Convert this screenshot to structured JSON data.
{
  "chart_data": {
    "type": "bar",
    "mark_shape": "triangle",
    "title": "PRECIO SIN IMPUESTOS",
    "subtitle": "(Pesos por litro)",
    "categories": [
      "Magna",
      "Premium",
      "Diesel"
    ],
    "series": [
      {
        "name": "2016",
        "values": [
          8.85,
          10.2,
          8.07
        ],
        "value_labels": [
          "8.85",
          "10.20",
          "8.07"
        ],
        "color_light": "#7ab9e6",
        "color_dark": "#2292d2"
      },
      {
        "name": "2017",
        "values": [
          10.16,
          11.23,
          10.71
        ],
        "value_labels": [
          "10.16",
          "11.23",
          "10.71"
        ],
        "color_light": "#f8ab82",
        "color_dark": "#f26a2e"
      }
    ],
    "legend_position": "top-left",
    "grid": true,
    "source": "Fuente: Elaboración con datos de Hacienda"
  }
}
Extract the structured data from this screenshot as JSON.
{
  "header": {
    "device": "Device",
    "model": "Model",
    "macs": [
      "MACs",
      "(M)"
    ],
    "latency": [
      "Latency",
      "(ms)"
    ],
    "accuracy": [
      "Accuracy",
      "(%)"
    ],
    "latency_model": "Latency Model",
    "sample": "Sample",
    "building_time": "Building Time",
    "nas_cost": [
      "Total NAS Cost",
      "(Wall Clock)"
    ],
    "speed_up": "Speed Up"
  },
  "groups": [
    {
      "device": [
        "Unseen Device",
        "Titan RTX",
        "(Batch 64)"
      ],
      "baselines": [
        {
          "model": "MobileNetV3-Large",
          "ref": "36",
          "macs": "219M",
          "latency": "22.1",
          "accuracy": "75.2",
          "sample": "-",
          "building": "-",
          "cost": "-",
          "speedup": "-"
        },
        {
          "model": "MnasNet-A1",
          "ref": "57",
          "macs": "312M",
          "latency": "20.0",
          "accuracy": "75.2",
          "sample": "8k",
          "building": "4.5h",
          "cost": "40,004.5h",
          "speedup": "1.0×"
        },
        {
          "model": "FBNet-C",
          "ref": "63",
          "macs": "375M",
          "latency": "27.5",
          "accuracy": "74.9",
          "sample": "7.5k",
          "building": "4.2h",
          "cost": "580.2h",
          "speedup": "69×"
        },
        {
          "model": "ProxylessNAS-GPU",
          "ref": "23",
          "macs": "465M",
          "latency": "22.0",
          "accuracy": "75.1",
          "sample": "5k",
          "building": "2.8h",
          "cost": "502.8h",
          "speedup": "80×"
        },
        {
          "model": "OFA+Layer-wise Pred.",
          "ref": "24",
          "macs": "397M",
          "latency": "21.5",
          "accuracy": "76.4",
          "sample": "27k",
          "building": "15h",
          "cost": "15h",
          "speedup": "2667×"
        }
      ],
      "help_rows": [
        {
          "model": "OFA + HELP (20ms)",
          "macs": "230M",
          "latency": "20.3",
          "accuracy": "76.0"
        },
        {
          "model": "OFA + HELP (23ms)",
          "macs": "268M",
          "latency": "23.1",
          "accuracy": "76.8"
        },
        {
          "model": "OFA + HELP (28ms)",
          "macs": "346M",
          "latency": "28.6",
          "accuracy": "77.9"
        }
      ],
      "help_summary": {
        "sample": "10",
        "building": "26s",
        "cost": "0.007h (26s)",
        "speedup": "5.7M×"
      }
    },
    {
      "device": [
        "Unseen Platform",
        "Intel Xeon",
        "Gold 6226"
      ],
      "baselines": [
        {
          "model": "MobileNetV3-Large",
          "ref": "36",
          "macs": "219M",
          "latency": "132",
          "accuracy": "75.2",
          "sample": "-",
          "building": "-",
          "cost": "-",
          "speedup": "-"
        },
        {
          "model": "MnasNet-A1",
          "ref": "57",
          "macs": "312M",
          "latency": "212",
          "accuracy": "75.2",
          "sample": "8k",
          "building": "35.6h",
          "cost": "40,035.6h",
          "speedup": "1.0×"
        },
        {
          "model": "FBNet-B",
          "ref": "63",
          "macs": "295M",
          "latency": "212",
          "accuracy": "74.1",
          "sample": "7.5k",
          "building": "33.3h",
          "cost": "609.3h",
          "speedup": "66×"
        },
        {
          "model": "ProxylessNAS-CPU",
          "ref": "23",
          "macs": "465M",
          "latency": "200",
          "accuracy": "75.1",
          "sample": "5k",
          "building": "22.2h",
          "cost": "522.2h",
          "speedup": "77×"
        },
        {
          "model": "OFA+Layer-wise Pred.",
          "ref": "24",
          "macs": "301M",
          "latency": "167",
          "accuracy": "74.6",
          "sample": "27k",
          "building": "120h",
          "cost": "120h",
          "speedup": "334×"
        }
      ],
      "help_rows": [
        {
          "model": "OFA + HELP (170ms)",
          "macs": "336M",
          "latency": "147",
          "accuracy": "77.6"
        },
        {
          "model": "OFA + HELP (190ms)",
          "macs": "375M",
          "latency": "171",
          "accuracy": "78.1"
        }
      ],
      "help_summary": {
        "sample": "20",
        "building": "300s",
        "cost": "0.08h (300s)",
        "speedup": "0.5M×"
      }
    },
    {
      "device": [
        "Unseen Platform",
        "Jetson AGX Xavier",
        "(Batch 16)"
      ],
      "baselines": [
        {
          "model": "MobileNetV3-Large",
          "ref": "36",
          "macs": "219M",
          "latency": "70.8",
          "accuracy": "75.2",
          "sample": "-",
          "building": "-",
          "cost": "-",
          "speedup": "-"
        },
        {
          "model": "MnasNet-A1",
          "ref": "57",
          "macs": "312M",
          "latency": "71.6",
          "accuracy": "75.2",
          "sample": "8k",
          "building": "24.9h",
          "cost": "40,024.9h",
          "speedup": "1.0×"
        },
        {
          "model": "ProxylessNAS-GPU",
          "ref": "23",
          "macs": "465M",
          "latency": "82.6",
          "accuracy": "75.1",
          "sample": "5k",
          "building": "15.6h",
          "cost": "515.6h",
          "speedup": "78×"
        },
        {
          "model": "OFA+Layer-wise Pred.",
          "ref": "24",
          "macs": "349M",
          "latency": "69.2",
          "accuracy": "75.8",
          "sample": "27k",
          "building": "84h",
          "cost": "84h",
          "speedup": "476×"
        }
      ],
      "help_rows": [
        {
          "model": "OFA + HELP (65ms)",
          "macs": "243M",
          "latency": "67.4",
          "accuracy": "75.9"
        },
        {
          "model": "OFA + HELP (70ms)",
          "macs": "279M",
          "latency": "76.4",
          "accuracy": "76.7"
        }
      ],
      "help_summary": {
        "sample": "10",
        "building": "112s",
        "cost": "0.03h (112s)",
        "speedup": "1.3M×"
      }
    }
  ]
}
-----
§ **SET PROBLEM**
Give the entries once more, exactly as they appear.

§ **RESPONSE TO THE TASK**
Convert this screenshot to structured JSON data.
{
  "chart_data": {
    "type": "bar",
    "mark_shape": "triangle",
    "title": "PRECIO SIN IMPUESTOS",
    "subtitle": "(Pesos por litro)",
    "categories": [
      "Magna",
      "Premium",
      "Diesel"
    ],
    "series": [
      {
        "name": "2016",
        "values": [
          8.85,
          10.2,
          8.07
        ],
        "value_labels": [
          "8.85",
          "10.20",
          "8.07"
        ],
        "color_light": "#7ab9e6",
        "color_dark": "#2292d2"
      },
      {
        "name": "2017",
        "values": [
          10.16,
          11.23,
          10.71
        ],
        "value_labels": [
          "10.16",
          "11.23",
          "10.71"
        ],
        "color_light": "#f8ab82",
        "color_dark": "#f26a2e"
      }
    ],
    "legend_position": "top-left",
    "grid": true,
    "source": "Fuente: Elaboración con datos de Hacienda"
  }
}
Extract the structured data from this screenshot as JSON.
{
  "header": {
    "device": "Device",
    "model": "Model",
    "macs": [
      "MACs",
      "(M)"
    ],
    "latency": [
      "Latency",
      "(ms)"
    ],
    "accuracy": [
      "Accuracy",
      "(%)"
    ],
    "latency_model": "Latency Model",
    "sample": "Sample",
    "building_time": "Building Time",
    "nas_cost": [
      "Total NAS Cost",
      "(Wall Clock)"
    ],
    "speed_up": "Speed Up"
  },
  "groups": [
    {
      "device": [
        "Unseen Device",
        "Titan RTX",
        "(Batch 64)"
      ],
      "baselines": [
        {
          "model": "MobileNetV3-Large",
          "ref": "36",
          "macs": "219M",
          "latency": "22.1",
          "accuracy": "75.2",
          "sample": "-",
          "building": "-",
          "cost": "-",
          "speedup": "-"
        },
        {
          "model": "MnasNet-A1",
          "ref": "57",
          "macs": "312M",
          "latency": "20.0",
          "accuracy": "75.2",
          "sample": "8k",
          "building": "4.5h",
          "cost": "40,004.5h",
          "speedup": "1.0×"
        },
        {
          "model": "FBNet-C",
          "ref": "63",
          "macs": "375M",
          "latency": "27.5",
          "accuracy": "74.9",
          "sample": "7.5k",
          "building": "4.2h",
          "cost": "580.2h",
          "speedup": "69×"
        },
        {
          "model": "ProxylessNAS-GPU",
          "ref": "23",
          "macs": "465M",
          "latency": "22.0",
          "accuracy": "75.1",
          "sample": "5k",
          "building": "2.8h",
          "cost": "502.8h",
          "speedup": "80×"
        },
        {
          "model": "OFA+Layer-wise Pred.",
          "ref": "24",
          "macs": "397M",
          "latency": "21.5",
          "accuracy": "76.4",
          "sample": "27k",
          "building": "15h",
          "cost": "15h",
          "speedup": "2667×"
        }
      ],
      "help_rows": [
        {
          "model": "OFA + HELP (20ms)",
          "macs": "230M",
          "latency": "20.3",
          "accuracy": "76.0"
        },
        {
          "model": "OFA + HELP (23ms)",
          "macs": "268M",
          "latency": "23.1",
          "accuracy": "76.8"
        },
        {
          "model": "OFA + HELP (28ms)",
          "macs": "346M",
          "latency": "28.6",
          "accuracy": "77.9"
        }
      ],
      "help_summary": {
        "sample": "10",
        "building": "26s",
        "cost": "0.007h (26s)",
        "speedup": "5.7M×"
      }
    },
    {
      "device": [
        "Unseen Platform",
        "Intel Xeon",
        "Gold 6226"
      ],
      "baselines": [
        {
          "model": "MobileNetV3-Large",
          "ref": "36",
          "macs": "219M",
          "latency": "132",
          "accuracy": "75.2",
          "sample": "-",
          "building": "-",
          "cost": "-",
          "speedup": "-"
        },
        {
          "model": "MnasNet-A1",
          "ref": "57",
          "macs": "312M",
          "latency": "212",
          "accuracy": "75.2",
          "sample": "8k",
          "building": "35.6h",
          "cost": "40,035.6h",
          "speedup": "1.0×"
        },
        {
          "model": "FBNet-B",
          "ref": "63",
          "macs": "295M",
          "latency": "212",
          "accuracy": "74.1",
          "sample": "7.5k",
          "building": "33.3h",
          "cost": "609.3h",
          "speedup": "66×"
        },
        {
          "model": "ProxylessNAS-CPU",
          "ref": "23",
          "macs": "465M",
          "latency": "200",
          "accuracy": "75.1",
          "sample": "5k",
          "building": "22.2h",
          "cost": "522.2h",
          "speedup": "77×"
        },
        {
          "model": "OFA+Layer-wise Pred.",
          "ref": "24",
          "macs": "301M",
          "latency": "167",
          "accuracy": "74.6",
          "sample": "27k",
          "building": "120h",
          "cost": "120h",
          "speedup": "334×"
        }
      ],
      "help_rows": [
        {
          "model": "OFA + HELP (170ms)",
          "macs": "336M",
          "latency": "147",
          "accuracy": "77.6"
        },
        {
          "model": "OFA + HELP (190ms)",
          "macs": "375M",
          "latency": "171",
          "accuracy": "78.1"
        }
      ],
      "help_summary": {
        "sample": "20",
        "building": "300s",
        "cost": "0.08h (300s)",
        "speedup": "0.5M×"
      }
    },
    {
      "device": [
        "Unseen Platform",
        "Jetson AGX Xavier",
        "(Batch 16)"
      ],
      "baselines": [
        {
          "model": "MobileNetV3-Large",
          "ref": "36",
          "macs": "219M",
          "latency": "70.8",
          "accuracy": "75.2",
          "sample": "-",
          "building": "-",
          "cost": "-",
          "speedup": "-"
        },
        {
          "model": "MnasNet-A1",
          "ref": "57",
          "macs": "312M",
          "latency": "71.6",
          "accuracy": "75.2",
          "sample": "8k",
          "building": "24.9h",
          "cost": "40,024.9h",
          "speedup": "1.0×"
        },
        {
          "model": "ProxylessNAS-GPU",
          "ref": "23",
          "macs": "465M",
          "latency": "82.6",
          "accuracy": "75.1",
          "sample": "5k",
          "building": "15.6h",
          "cost": "515.6h",
          "speedup": "78×"
        },
        {
          "model": "OFA+Layer-wise Pred.",
          "ref": "24",
          "macs": "349M",
          "latency": "69.2",
          "accuracy": "75.8",
          "sample": "27k",
          "building": "84h",
          "cost": "84h",
          "speedup": "476×"
        }
      ],
      "help_rows": [
        {
          "model": "OFA + HELP (65ms)",
          "macs": "243M",
          "latency": "67.4",
          "accuracy": "75.9"
        },
        {
          "model": "OFA + HELP (70ms)",
          "macs": "279M",
          "latency": "76.4",
          "accuracy": "76.7"
        }
      ],
      "help_summary": {
        "sample": "10",
        "building": "112s",
        "cost": "0.03h (112s)",
        "speedup": "1.3M×"
      }
    }
  ]
}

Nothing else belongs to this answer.